* _Given problem_:
Report only the number of lines in this material that include the string "Standard".
== Input ==
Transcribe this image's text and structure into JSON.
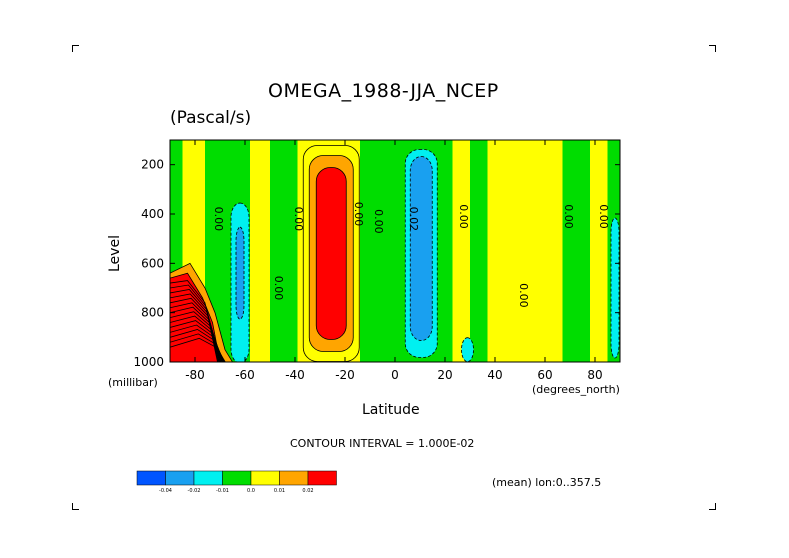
{
  "chart_data": {
    "type": "heatmap",
    "title": "OMEGA_1988-JJA_NCEP",
    "subtitle": "(Pascal/s)",
    "xlabel": "Latitude",
    "ylabel": "Level",
    "x_unit": "(degrees_north)",
    "y_unit": "(millibar)",
    "xlim": [
      -90,
      90
    ],
    "ylim": [
      1000,
      100
    ],
    "x_ticks": [
      -80,
      -60,
      -40,
      -20,
      0,
      20,
      40,
      60,
      80
    ],
    "y_ticks": [
      200,
      400,
      600,
      800,
      1000
    ],
    "contour_interval_text": "CONTOUR INTERVAL = 1.000E-02",
    "mean_text": "(mean) lon:0..357.5",
    "colorbar": {
      "colors": [
        "#0055ff",
        "#19a0f0",
        "#00f0f0",
        "#00dd00",
        "#ffff00",
        "#ffa500",
        "#ff0000"
      ],
      "labels": [
        "-0.04",
        "-0.02",
        "-0.01",
        "0.0",
        "0.01",
        "0.02"
      ]
    },
    "contour_labels": [
      {
        "lat": -72,
        "lev": 420,
        "text": "0.00"
      },
      {
        "lat": -40,
        "lev": 420,
        "text": "0.00"
      },
      {
        "lat": -48,
        "lev": 700,
        "text": "0.00"
      },
      {
        "lat": -16,
        "lev": 400,
        "text": "0.00"
      },
      {
        "lat": -8,
        "lev": 430,
        "text": "0.00"
      },
      {
        "lat": 6,
        "lev": 420,
        "text": "0.02"
      },
      {
        "lat": 26,
        "lev": 410,
        "text": "0.00"
      },
      {
        "lat": 50,
        "lev": 730,
        "text": "0.00"
      },
      {
        "lat": 68,
        "lev": 410,
        "text": "0.00"
      },
      {
        "lat": 82,
        "lev": 410,
        "text": "0.00"
      }
    ],
    "features": [
      {
        "name": "descent_max",
        "lat_range": [
          -37,
          -14
        ],
        "lev_range": [
          260,
          900
        ],
        "value": 0.02
      },
      {
        "name": "ascent_itcz",
        "lat_range": [
          5,
          16
        ],
        "lev_range": [
          150,
          960
        ],
        "value": -0.02
      },
      {
        "name": "antarctic_steep",
        "lat_range": [
          -90,
          -64
        ],
        "lev_range": [
          620,
          1000
        ],
        "value": 0.02
      }
    ]
  }
}
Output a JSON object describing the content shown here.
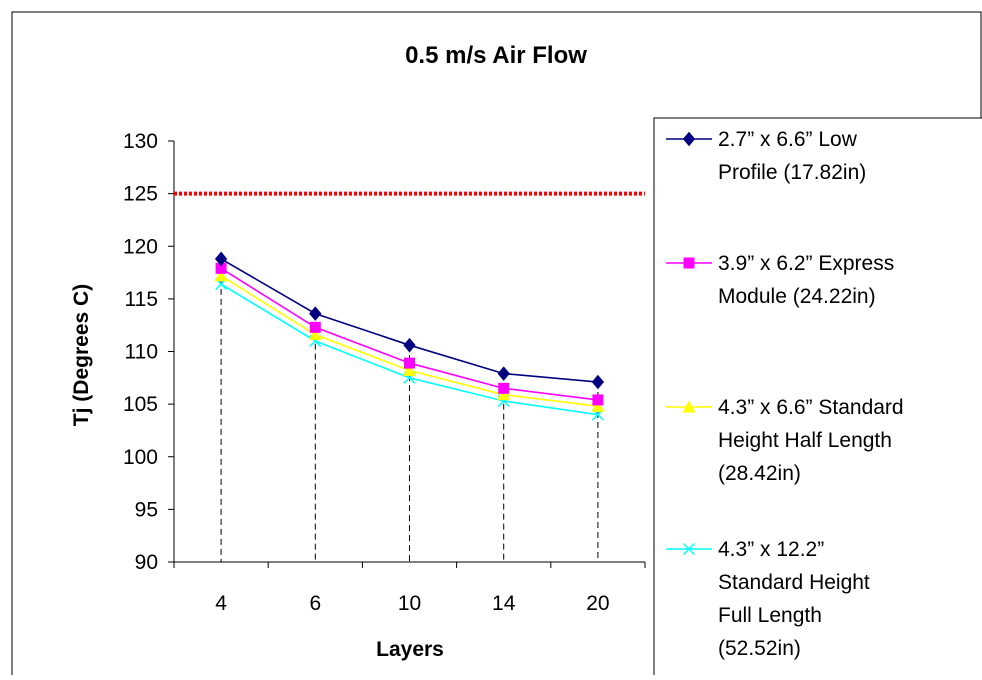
{
  "chart_data": {
    "type": "line",
    "title": "0.5 m/s Air Flow",
    "xlabel": "Layers",
    "ylabel": "Tj (Degrees C)",
    "categories": [
      "4",
      "6",
      "10",
      "14",
      "20"
    ],
    "ylim": [
      90,
      130
    ],
    "yticks": [
      90,
      95,
      100,
      105,
      110,
      115,
      120,
      125,
      130
    ],
    "grid": false,
    "legend_position": "right",
    "reference_line": {
      "value": 125,
      "color": "#ff0000",
      "style": "dotted"
    },
    "drop_lines": true,
    "series": [
      {
        "name": "2.7” x 6.6” Low Profile (17.82in)",
        "legend_lines": [
          "2.7” x 6.6” Low",
          "Profile (17.82in)"
        ],
        "color": "#000080",
        "marker": "diamond",
        "values": [
          118.8,
          113.6,
          110.6,
          107.9,
          107.1
        ]
      },
      {
        "name": "3.9” x 6.2” Express Module (24.22in)",
        "legend_lines": [
          "3.9” x 6.2” Express",
          "Module (24.22in)"
        ],
        "color": "#ff00ff",
        "marker": "square",
        "values": [
          117.9,
          112.3,
          108.9,
          106.5,
          105.4
        ]
      },
      {
        "name": "4.3” x 6.6” Standard Height Half Length (28.42in)",
        "legend_lines": [
          "4.3” x 6.6” Standard",
          "Height Half Length",
          "(28.42in)"
        ],
        "color": "#ffff00",
        "marker": "triangle",
        "values": [
          117.2,
          111.6,
          108.2,
          105.9,
          104.8
        ]
      },
      {
        "name": "4.3” x 12.2” Standard Height Full Length (52.52in)",
        "legend_lines": [
          "4.3” x 12.2”",
          "Standard Height",
          "Full Length",
          "(52.52in)"
        ],
        "color": "#00ffff",
        "marker": "x",
        "values": [
          116.4,
          111.0,
          107.5,
          105.3,
          104.0
        ]
      }
    ]
  }
}
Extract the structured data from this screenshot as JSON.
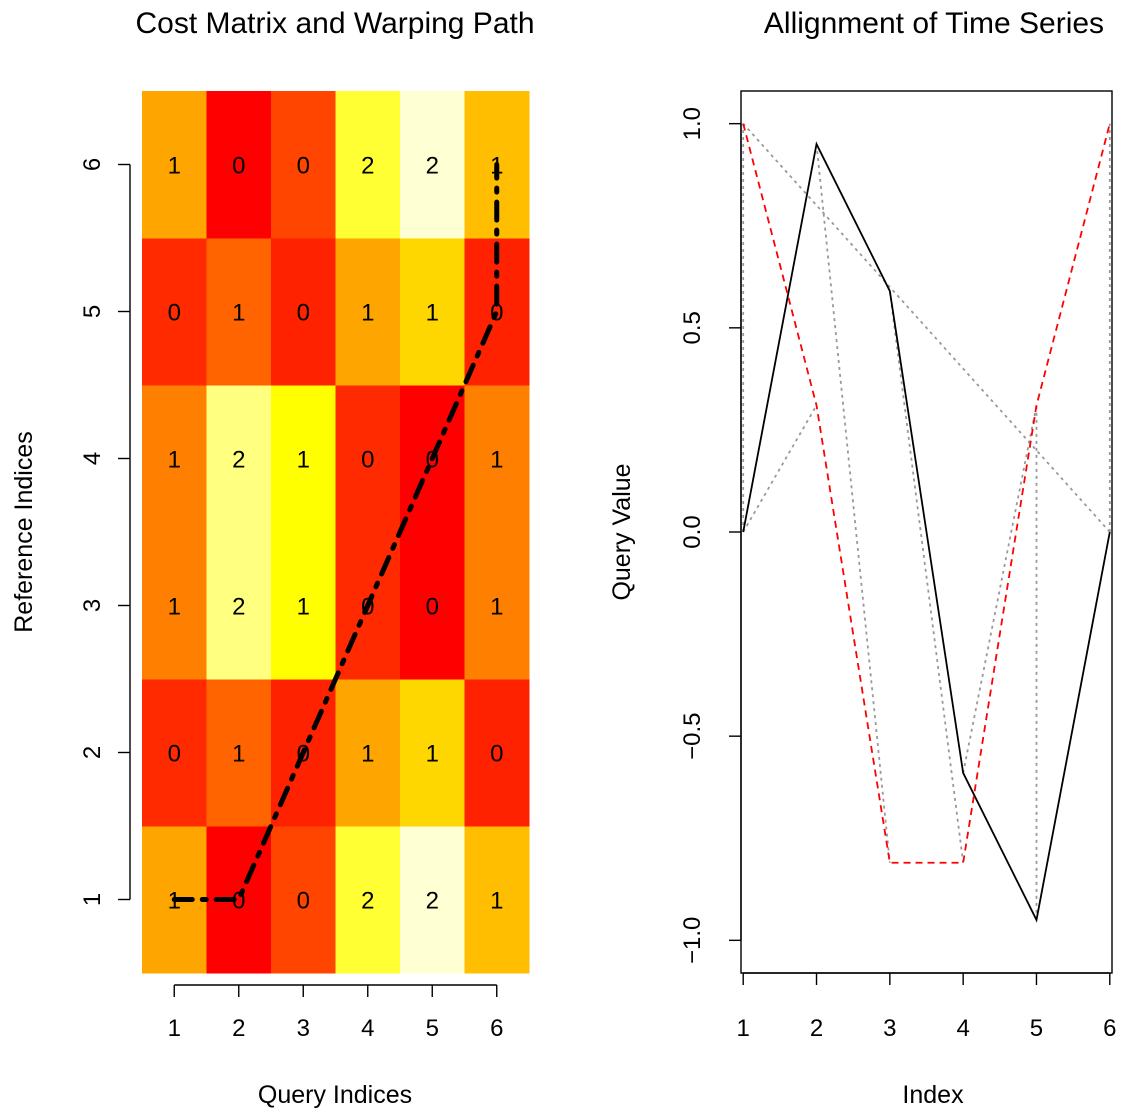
{
  "chart_data": [
    {
      "type": "heatmap",
      "title": "Cost Matrix and Warping Path",
      "xlabel": "Query Indices",
      "ylabel": "Reference Indices",
      "x_ticks": [
        "1",
        "2",
        "3",
        "4",
        "5",
        "6"
      ],
      "y_ticks": [
        "1",
        "2",
        "3",
        "4",
        "5",
        "6"
      ],
      "xlim": [
        0.5,
        6.5
      ],
      "ylim": [
        0.5,
        6.5
      ],
      "cell_values": [
        [
          1,
          0,
          0,
          2,
          2,
          1
        ],
        [
          0,
          1,
          0,
          1,
          1,
          0
        ],
        [
          1,
          2,
          1,
          0,
          0,
          1
        ],
        [
          1,
          2,
          1,
          0,
          0,
          1
        ],
        [
          0,
          1,
          0,
          1,
          1,
          0
        ],
        [
          1,
          0,
          0,
          2,
          2,
          1
        ]
      ],
      "cell_colors": [
        [
          "#FFA500",
          "#FF0000",
          "#FF4500",
          "#FFFF33",
          "#FFFFD4",
          "#FFBE00"
        ],
        [
          "#FF2A00",
          "#FF6400",
          "#FF2200",
          "#FFA500",
          "#FFD700",
          "#FF2200"
        ],
        [
          "#FF7F00",
          "#FFFF80",
          "#FFFF00",
          "#FF2A00",
          "#FF0000",
          "#FF7F00"
        ],
        [
          "#FF7F00",
          "#FFFF80",
          "#FFFF00",
          "#FF2A00",
          "#FF0000",
          "#FF7F00"
        ],
        [
          "#FF2A00",
          "#FF6400",
          "#FF2200",
          "#FFA500",
          "#FFD700",
          "#FF2200"
        ],
        [
          "#FFA500",
          "#FF0000",
          "#FF4500",
          "#FFFF33",
          "#FFFFD4",
          "#FFBE00"
        ]
      ],
      "warping_path": {
        "x": [
          1,
          2,
          3,
          4,
          5,
          6,
          6
        ],
        "y": [
          1,
          1,
          2,
          3,
          4,
          5,
          6
        ],
        "color": "#000000",
        "style": "dashed"
      }
    },
    {
      "type": "line",
      "title": "Allignment of Time Series",
      "xlabel": "Index",
      "ylabel": "Query Value",
      "x": [
        1,
        2,
        3,
        4,
        5,
        6
      ],
      "xlim": [
        0.97,
        6.03
      ],
      "ylim": [
        -1.08,
        1.08
      ],
      "x_ticks": [
        "1",
        "2",
        "3",
        "4",
        "5",
        "6"
      ],
      "y_ticks": [
        "-1.0",
        "-0.5",
        "0.0",
        "0.5",
        "1.0"
      ],
      "y_tick_values": [
        -1.0,
        -0.5,
        0.0,
        0.5,
        1.0
      ],
      "series": [
        {
          "values": [
            0.0,
            0.95,
            0.59,
            -0.59,
            -0.95,
            0.0
          ],
          "color": "#000000",
          "style": "solid"
        },
        {
          "values": [
            1.0,
            0.31,
            -0.81,
            -0.81,
            0.31,
            1.0
          ],
          "color": "#FF0000",
          "style": "dashed"
        }
      ],
      "alignment_links": {
        "query_index": [
          1,
          1,
          2,
          3,
          4,
          5,
          6,
          6
        ],
        "reference_index": [
          1,
          2,
          3,
          4,
          5,
          5,
          6,
          1
        ],
        "color": "#999999",
        "style": "dotted"
      }
    }
  ]
}
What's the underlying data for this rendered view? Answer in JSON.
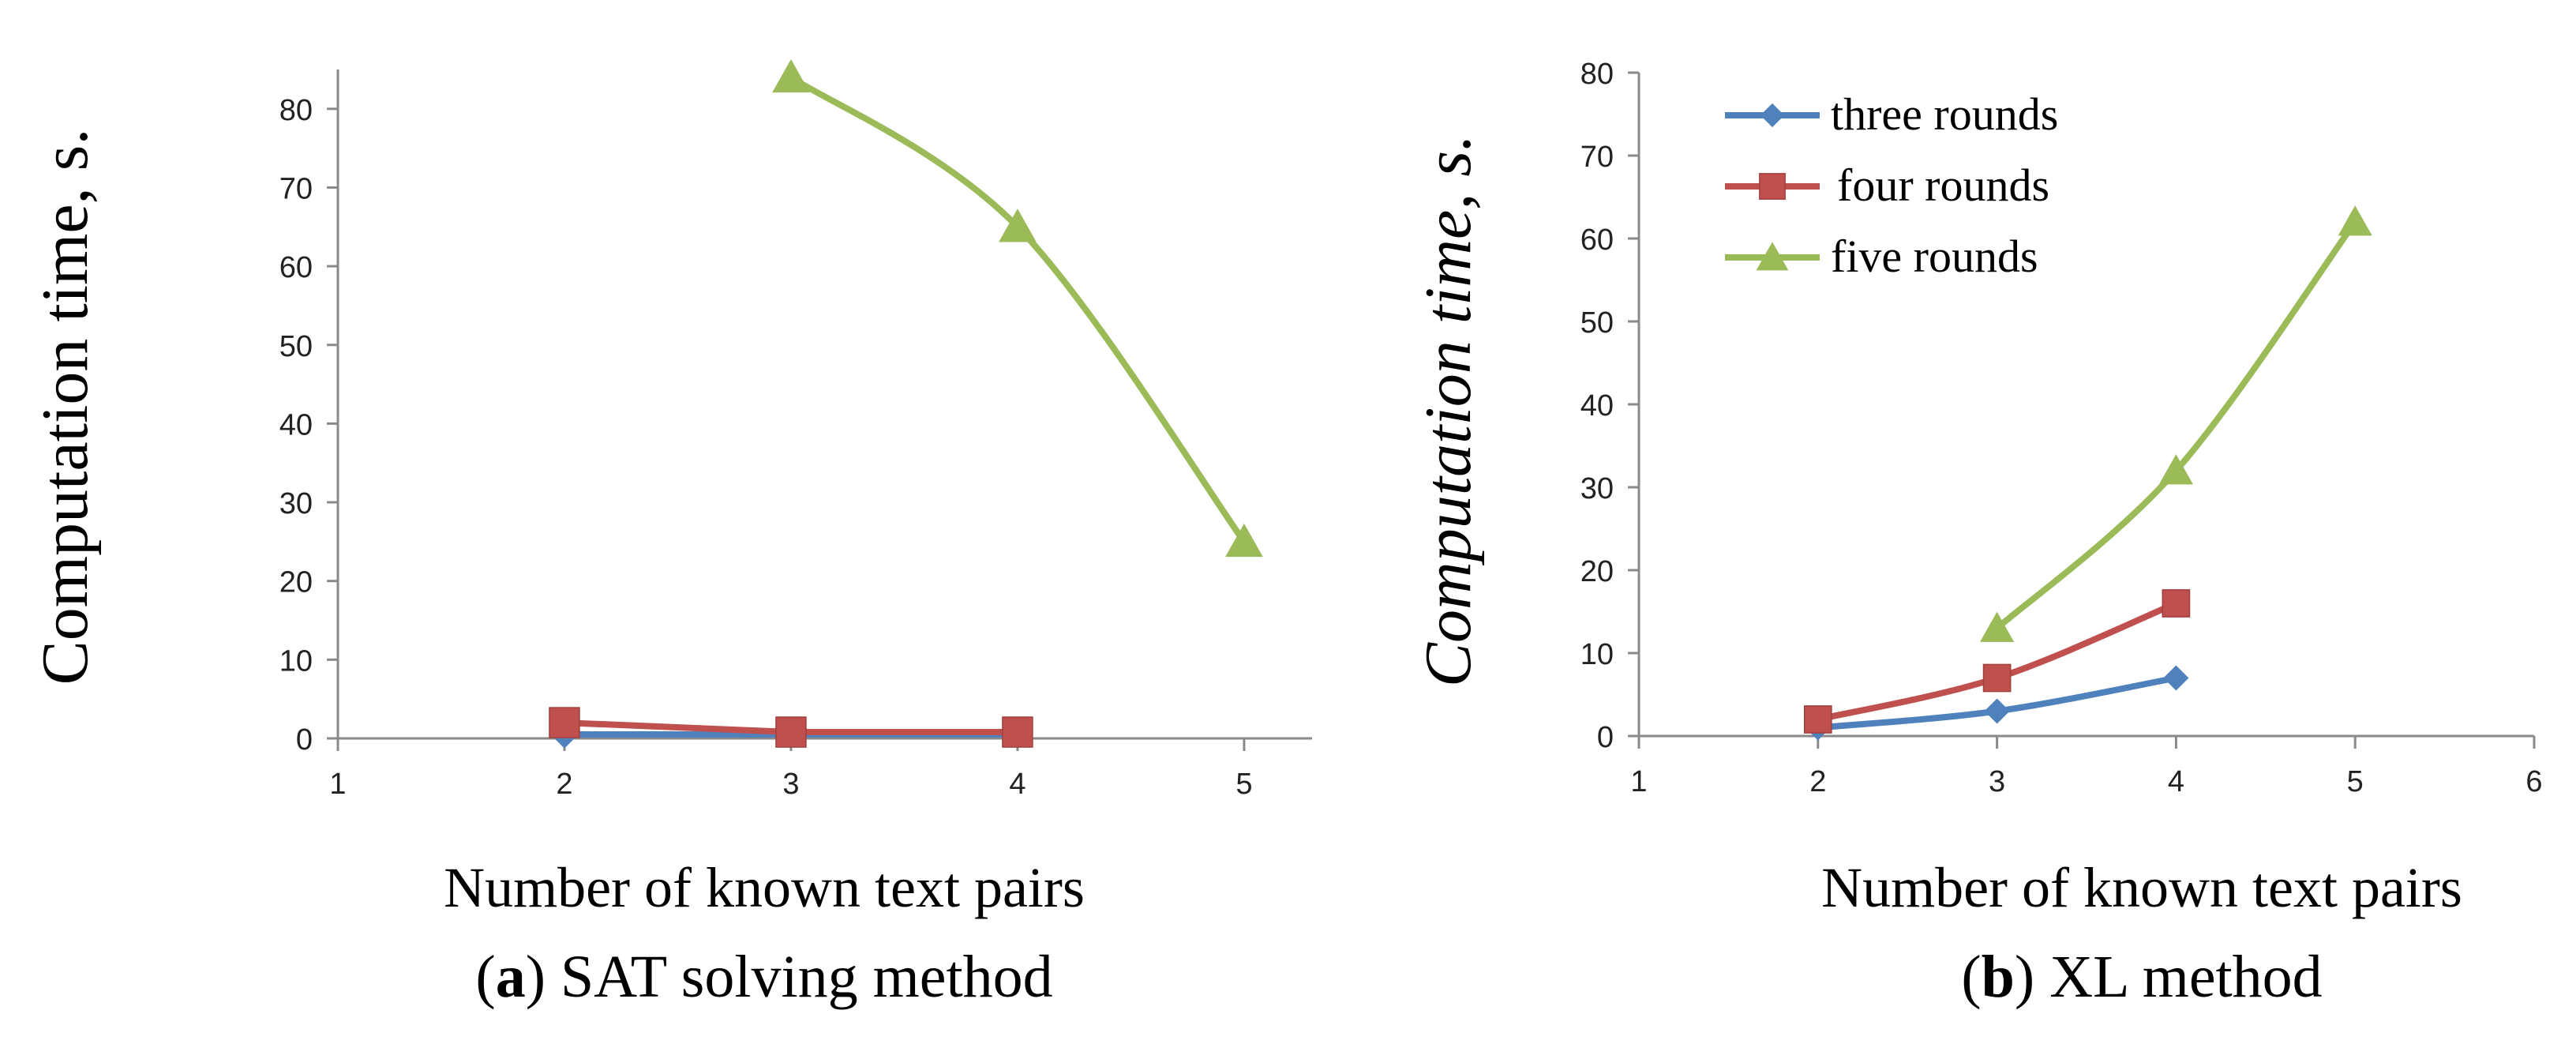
===
* _The reply_:
4